WHAT IS ASKED.
Filter the entries and keep only the lines where the string "type" appears.

RECORD SET.
(begin)

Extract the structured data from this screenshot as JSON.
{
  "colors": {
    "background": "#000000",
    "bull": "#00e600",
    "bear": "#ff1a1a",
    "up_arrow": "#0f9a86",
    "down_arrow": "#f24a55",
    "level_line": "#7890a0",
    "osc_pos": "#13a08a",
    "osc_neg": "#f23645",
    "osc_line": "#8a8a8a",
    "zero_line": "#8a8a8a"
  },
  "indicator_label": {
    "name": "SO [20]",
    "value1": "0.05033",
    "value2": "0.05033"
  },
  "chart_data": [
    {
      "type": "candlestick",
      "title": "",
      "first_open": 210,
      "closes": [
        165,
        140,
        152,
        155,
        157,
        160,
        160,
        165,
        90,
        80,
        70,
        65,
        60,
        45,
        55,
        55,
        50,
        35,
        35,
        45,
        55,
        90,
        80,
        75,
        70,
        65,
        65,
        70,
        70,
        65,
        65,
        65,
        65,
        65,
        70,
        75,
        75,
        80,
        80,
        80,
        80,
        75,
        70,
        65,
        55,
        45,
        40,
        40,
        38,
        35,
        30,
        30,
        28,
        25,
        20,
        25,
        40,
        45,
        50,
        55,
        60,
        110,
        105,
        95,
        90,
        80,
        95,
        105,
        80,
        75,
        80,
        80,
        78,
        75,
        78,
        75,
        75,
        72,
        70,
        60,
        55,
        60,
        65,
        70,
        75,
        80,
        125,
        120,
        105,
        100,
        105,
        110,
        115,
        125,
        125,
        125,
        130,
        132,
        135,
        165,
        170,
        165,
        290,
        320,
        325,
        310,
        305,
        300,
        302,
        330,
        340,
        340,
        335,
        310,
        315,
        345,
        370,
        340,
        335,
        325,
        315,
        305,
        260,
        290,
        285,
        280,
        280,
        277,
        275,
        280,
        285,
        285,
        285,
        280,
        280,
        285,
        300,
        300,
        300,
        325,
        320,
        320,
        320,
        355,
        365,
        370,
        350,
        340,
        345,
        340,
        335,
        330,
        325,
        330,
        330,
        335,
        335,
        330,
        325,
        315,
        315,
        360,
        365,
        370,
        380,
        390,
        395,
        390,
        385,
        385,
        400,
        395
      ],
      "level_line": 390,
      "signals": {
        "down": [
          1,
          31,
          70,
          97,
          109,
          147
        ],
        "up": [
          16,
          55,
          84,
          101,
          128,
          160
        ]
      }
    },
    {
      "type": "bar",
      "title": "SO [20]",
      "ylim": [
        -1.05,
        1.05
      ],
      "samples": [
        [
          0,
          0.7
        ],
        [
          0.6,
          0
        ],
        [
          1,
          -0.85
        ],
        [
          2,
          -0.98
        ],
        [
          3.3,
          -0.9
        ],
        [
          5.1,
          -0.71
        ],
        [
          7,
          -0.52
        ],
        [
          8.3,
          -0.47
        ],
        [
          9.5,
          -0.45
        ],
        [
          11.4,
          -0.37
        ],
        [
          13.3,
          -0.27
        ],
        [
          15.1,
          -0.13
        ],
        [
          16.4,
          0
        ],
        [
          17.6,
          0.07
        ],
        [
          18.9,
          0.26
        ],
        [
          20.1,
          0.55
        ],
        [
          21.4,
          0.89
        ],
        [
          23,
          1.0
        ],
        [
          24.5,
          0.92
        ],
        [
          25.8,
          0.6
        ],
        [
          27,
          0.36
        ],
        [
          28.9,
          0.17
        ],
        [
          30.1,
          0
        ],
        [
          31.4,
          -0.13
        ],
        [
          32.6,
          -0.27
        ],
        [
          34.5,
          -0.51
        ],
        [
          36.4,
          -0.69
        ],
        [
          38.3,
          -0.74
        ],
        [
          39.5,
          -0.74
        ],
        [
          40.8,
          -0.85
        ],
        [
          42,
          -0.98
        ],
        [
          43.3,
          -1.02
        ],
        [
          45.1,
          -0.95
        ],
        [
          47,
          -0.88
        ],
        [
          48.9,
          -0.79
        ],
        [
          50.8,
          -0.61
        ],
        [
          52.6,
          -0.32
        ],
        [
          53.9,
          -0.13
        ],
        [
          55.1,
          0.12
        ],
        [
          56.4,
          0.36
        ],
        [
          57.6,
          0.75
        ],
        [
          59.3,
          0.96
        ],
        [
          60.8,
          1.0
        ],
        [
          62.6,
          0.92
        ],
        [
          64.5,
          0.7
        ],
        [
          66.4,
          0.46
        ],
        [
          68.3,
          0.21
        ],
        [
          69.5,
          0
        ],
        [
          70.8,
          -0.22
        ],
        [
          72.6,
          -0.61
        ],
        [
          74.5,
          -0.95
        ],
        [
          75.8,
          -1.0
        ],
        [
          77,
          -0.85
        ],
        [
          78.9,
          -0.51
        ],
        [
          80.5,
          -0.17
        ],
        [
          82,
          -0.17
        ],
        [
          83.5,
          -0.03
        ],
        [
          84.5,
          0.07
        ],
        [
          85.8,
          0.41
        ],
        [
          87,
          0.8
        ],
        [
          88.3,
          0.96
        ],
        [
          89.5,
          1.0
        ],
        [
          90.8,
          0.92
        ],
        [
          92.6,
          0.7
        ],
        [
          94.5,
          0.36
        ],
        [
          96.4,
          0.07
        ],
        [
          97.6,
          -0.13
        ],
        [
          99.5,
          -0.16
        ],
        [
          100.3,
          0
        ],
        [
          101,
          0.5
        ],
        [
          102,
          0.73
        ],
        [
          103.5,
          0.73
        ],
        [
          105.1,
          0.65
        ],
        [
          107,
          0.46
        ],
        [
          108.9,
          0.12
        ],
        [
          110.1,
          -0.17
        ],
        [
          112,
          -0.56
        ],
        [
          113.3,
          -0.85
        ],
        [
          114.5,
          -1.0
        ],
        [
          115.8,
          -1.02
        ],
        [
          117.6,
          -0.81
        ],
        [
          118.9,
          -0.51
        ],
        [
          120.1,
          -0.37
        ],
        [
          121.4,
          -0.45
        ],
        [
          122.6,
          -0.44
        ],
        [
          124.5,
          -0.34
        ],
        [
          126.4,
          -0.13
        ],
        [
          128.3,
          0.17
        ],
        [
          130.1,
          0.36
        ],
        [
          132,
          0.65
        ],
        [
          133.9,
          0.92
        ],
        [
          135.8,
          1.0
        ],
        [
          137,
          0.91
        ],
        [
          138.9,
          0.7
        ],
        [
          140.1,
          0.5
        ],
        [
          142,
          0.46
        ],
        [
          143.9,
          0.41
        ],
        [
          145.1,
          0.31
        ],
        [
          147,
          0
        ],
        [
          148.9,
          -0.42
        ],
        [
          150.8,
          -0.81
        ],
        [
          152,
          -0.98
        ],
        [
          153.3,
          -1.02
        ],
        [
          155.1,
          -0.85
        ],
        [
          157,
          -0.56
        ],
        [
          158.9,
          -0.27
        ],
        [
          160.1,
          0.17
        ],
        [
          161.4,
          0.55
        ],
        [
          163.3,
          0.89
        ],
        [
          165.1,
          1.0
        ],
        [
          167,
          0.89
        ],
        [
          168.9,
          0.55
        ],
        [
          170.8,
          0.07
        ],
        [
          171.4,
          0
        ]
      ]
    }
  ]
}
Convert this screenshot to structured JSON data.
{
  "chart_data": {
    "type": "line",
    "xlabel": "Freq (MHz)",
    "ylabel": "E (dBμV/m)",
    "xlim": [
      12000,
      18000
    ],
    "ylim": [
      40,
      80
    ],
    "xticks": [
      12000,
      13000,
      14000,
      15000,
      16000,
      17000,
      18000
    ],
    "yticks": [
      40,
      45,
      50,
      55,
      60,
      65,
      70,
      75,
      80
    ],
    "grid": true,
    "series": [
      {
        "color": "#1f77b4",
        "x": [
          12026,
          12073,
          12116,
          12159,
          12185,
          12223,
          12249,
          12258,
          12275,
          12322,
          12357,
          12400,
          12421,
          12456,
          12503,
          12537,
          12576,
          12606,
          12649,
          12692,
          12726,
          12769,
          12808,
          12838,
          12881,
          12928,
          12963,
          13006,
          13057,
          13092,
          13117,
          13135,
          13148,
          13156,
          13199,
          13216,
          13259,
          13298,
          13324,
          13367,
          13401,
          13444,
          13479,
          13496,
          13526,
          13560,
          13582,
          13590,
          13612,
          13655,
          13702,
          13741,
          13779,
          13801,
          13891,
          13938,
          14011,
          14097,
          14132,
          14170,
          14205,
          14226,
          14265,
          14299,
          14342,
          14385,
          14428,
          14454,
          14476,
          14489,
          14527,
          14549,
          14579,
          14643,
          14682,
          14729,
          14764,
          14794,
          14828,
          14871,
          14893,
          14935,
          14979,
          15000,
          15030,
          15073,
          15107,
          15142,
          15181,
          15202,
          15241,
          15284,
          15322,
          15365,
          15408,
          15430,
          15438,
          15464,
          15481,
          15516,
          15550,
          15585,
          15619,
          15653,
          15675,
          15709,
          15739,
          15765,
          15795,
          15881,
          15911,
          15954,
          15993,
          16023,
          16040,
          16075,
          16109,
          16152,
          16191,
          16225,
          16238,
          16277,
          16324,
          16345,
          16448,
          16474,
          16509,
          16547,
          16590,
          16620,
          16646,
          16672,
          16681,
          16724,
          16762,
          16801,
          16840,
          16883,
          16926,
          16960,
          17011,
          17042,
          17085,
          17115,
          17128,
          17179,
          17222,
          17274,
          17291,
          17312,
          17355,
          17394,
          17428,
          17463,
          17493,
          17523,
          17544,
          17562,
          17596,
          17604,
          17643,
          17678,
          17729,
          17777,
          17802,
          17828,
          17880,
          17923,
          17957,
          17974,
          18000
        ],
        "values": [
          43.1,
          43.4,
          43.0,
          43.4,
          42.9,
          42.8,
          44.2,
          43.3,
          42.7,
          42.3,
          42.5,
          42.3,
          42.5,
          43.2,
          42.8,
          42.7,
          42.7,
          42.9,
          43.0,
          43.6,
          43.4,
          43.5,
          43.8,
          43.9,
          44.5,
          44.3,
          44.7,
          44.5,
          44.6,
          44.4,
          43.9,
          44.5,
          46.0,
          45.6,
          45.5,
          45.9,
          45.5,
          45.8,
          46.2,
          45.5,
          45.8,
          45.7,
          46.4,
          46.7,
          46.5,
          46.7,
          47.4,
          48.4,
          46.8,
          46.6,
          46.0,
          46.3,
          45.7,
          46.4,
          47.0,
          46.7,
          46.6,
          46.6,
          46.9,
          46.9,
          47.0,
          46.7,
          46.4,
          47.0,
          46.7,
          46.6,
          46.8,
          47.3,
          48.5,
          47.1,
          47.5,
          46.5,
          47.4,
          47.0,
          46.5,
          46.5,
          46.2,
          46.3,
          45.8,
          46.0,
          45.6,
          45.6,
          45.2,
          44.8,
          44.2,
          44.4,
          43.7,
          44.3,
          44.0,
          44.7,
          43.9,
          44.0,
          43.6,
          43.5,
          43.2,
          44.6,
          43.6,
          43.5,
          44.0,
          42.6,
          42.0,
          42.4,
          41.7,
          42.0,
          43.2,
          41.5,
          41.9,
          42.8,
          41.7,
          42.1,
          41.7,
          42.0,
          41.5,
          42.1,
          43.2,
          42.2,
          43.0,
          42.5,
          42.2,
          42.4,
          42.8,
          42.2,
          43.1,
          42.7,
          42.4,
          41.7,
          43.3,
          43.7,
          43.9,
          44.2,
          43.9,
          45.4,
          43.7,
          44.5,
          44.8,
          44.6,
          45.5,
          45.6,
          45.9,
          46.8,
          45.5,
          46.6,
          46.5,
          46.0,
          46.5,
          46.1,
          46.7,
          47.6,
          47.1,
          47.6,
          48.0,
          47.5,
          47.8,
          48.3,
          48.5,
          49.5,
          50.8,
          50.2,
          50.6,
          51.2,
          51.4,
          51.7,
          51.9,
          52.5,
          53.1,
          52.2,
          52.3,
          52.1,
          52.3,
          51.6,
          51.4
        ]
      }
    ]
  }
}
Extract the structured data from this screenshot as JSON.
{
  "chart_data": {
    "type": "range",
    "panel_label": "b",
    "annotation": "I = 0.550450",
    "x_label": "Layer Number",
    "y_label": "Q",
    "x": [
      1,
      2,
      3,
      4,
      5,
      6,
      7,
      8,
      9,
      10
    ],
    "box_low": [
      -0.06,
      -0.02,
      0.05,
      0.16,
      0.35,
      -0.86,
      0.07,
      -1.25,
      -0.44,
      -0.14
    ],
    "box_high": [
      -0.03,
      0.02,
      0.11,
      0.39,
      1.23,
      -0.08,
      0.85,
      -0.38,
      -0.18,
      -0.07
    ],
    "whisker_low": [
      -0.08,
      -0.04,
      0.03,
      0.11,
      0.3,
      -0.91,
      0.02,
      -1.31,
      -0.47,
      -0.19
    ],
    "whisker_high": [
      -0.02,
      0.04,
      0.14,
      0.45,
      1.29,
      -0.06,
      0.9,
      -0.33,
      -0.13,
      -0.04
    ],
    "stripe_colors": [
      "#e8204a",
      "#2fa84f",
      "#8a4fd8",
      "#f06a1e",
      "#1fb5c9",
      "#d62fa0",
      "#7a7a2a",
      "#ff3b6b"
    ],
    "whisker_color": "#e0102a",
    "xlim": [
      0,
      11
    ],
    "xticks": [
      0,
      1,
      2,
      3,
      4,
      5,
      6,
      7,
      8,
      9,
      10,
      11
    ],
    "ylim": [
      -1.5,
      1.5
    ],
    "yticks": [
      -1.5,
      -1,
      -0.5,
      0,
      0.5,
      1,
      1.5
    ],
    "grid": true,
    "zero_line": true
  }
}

(end)

TASK RESULT.
      "type": "candlestick",
      "type": "bar",
    "type": "line",
    "type": "range",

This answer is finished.